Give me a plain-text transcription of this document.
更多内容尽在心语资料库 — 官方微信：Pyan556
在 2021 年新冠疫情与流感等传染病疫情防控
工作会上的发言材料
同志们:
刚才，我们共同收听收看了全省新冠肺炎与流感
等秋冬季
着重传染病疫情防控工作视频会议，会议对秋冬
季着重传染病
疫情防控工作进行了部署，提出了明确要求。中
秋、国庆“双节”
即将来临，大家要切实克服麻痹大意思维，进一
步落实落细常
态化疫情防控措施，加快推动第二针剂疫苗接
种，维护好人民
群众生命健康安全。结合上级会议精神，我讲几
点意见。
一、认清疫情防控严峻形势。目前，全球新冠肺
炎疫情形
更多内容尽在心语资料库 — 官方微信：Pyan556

■ Work to do ■
Output the complete data exactly as written.

■ Response below ■
Give me a plain-text transcription of this document.
更多内容尽在心语资料库 — 官方微信：Pyan556
在 2021 年新冠疫情与流感等传染病疫情防控
工作会上的发言材料
同志们:
刚才，我们共同收听收看了全省新冠肺炎与流感
等秋冬季
着重传染病疫情防控工作视频会议，会议对秋冬
季着重传染病
疫情防控工作进行了部署，提出了明确要求。中
秋、国庆“双节”
即将来临，大家要切实克服麻痹大意思维，进一
步落实落细常
态化疫情防控措施，加快推动第二针剂疫苗接
种，维护好人民
群众生命健康安全。结合上级会议精神，我讲几
点意见。
一、认清疫情防控严峻形势。目前，全球新冠肺
炎疫情形
更多内容尽在心语资料库 — 官方微信：Pyan556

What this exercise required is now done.